Part of a data file
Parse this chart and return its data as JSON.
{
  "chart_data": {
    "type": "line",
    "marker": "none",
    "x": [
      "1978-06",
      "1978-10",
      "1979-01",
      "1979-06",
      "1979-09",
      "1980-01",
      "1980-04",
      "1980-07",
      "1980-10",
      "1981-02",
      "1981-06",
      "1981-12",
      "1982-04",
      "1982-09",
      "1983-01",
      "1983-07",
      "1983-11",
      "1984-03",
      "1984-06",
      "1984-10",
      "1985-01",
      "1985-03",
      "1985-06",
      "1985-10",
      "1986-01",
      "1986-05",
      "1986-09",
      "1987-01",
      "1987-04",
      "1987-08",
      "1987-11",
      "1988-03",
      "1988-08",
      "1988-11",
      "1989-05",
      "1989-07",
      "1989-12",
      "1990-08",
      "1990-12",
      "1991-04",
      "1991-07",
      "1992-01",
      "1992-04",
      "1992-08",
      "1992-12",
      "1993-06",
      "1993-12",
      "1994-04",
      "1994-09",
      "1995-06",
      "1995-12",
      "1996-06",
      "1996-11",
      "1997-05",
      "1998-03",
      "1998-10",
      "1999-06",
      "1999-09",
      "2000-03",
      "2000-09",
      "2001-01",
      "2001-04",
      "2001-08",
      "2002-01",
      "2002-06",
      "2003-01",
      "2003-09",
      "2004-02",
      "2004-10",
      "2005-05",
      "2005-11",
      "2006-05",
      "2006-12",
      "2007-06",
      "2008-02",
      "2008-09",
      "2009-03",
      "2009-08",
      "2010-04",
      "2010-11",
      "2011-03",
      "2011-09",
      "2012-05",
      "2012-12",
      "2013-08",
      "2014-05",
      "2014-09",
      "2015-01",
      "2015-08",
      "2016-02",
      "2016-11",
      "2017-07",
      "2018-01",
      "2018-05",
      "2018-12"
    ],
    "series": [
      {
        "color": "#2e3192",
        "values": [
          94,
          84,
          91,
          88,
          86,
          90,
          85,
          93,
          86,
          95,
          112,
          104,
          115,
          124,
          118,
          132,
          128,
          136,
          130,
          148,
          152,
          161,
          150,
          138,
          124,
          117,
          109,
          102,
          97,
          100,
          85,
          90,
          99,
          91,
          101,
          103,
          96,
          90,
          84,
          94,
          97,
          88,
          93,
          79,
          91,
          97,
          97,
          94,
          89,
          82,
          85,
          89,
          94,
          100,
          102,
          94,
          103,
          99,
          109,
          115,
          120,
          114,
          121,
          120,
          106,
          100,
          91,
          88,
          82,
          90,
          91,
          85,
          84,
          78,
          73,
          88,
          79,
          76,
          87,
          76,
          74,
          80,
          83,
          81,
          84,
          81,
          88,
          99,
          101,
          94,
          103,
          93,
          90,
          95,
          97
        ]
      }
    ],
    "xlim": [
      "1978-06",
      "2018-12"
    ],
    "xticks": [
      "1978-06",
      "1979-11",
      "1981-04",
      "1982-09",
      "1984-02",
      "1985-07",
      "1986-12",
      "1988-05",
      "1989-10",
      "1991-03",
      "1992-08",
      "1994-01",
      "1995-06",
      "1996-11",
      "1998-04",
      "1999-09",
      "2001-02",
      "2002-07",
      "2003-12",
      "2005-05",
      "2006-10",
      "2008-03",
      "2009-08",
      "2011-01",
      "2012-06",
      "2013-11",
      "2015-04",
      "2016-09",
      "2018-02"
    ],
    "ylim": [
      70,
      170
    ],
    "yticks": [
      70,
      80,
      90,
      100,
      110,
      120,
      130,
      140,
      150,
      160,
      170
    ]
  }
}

- _INSTRUCTIONS FOR THE TASK_: Every line above should be printed again exactly as it stands.

- _OUTPUT FOR THIS EXERCISE_:
Parse this chart and return its data as JSON.
{
  "chart_data": {
    "type": "line",
    "marker": "none",
    "x": [
      "1978-06",
      "1978-10",
      "1979-01",
      "1979-06",
      "1979-09",
      "1980-01",
      "1980-04",
      "1980-07",
      "1980-10",
      "1981-02",
      "1981-06",
      "1981-12",
      "1982-04",
      "1982-09",
      "1983-01",
      "1983-07",
      "1983-11",
      "1984-03",
      "1984-06",
      "1984-10",
      "1985-01",
      "1985-03",
      "1985-06",
      "1985-10",
      "1986-01",
      "1986-05",
      "1986-09",
      "1987-01",
      "1987-04",
      "1987-08",
      "1987-11",
      "1988-03",
      "1988-08",
      "1988-11",
      "1989-05",
      "1989-07",
      "1989-12",
      "1990-08",
      "1990-12",
      "1991-04",
      "1991-07",
      "1992-01",
      "1992-04",
      "1992-08",
      "1992-12",
      "1993-06",
      "1993-12",
      "1994-04",
      "1994-09",
      "1995-06",
      "1995-12",
      "1996-06",
      "1996-11",
      "1997-05",
      "1998-03",
      "1998-10",
      "1999-06",
      "1999-09",
      "2000-03",
      "2000-09",
      "2001-01",
      "2001-04",
      "2001-08",
      "2002-01",
      "2002-06",
      "2003-01",
      "2003-09",
      "2004-02",
      "2004-10",
      "2005-05",
      "2005-11",
      "2006-05",
      "2006-12",
      "2007-06",
      "2008-02",
      "2008-09",
      "2009-03",
      "2009-08",
      "2010-04",
      "2010-11",
      "2011-03",
      "2011-09",
      "2012-05",
      "2012-12",
      "2013-08",
      "2014-05",
      "2014-09",
      "2015-01",
      "2015-08",
      "2016-02",
      "2016-11",
      "2017-07",
      "2018-01",
      "2018-05",
      "2018-12"
    ],
    "series": [
      {
        "color": "#2e3192",
        "values": [
          94,
          84,
          91,
          88,
          86,
          90,
          85,
          93,
          86,
          95,
          112,
          104,
          115,
          124,
          118,
          132,
          128,
          136,
          130,
          148,
          152,
          161,
          150,
          138,
          124,
          117,
          109,
          102,
          97,
          100,
          85,
          90,
          99,
          91,
          101,
          103,
          96,
          90,
          84,
          94,
          97,
          88,
          93,
          79,
          91,
          97,
          97,
          94,
          89,
          82,
          85,
          89,
          94,
          100,
          102,
          94,
          103,
          99,
          109,
          115,
          120,
          114,
          121,
          120,
          106,
          100,
          91,
          88,
          82,
          90,
          91,
          85,
          84,
          78,
          73,
          88,
          79,
          76,
          87,
          76,
          74,
          80,
          83,
          81,
          84,
          81,
          88,
          99,
          101,
          94,
          103,
          93,
          90,
          95,
          97
        ]
      }
    ],
    "xlim": [
      "1978-06",
      "2018-12"
    ],
    "xticks": [
      "1978-06",
      "1979-11",
      "1981-04",
      "1982-09",
      "1984-02",
      "1985-07",
      "1986-12",
      "1988-05",
      "1989-10",
      "1991-03",
      "1992-08",
      "1994-01",
      "1995-06",
      "1996-11",
      "1998-04",
      "1999-09",
      "2001-02",
      "2002-07",
      "2003-12",
      "2005-05",
      "2006-10",
      "2008-03",
      "2009-08",
      "2011-01",
      "2012-06",
      "2013-11",
      "2015-04",
      "2016-09",
      "2018-02"
    ],
    "ylim": [
      70,
      170
    ],
    "yticks": [
      70,
      80,
      90,
      100,
      110,
      120,
      130,
      140,
      150,
      160,
      170
    ]
  }
}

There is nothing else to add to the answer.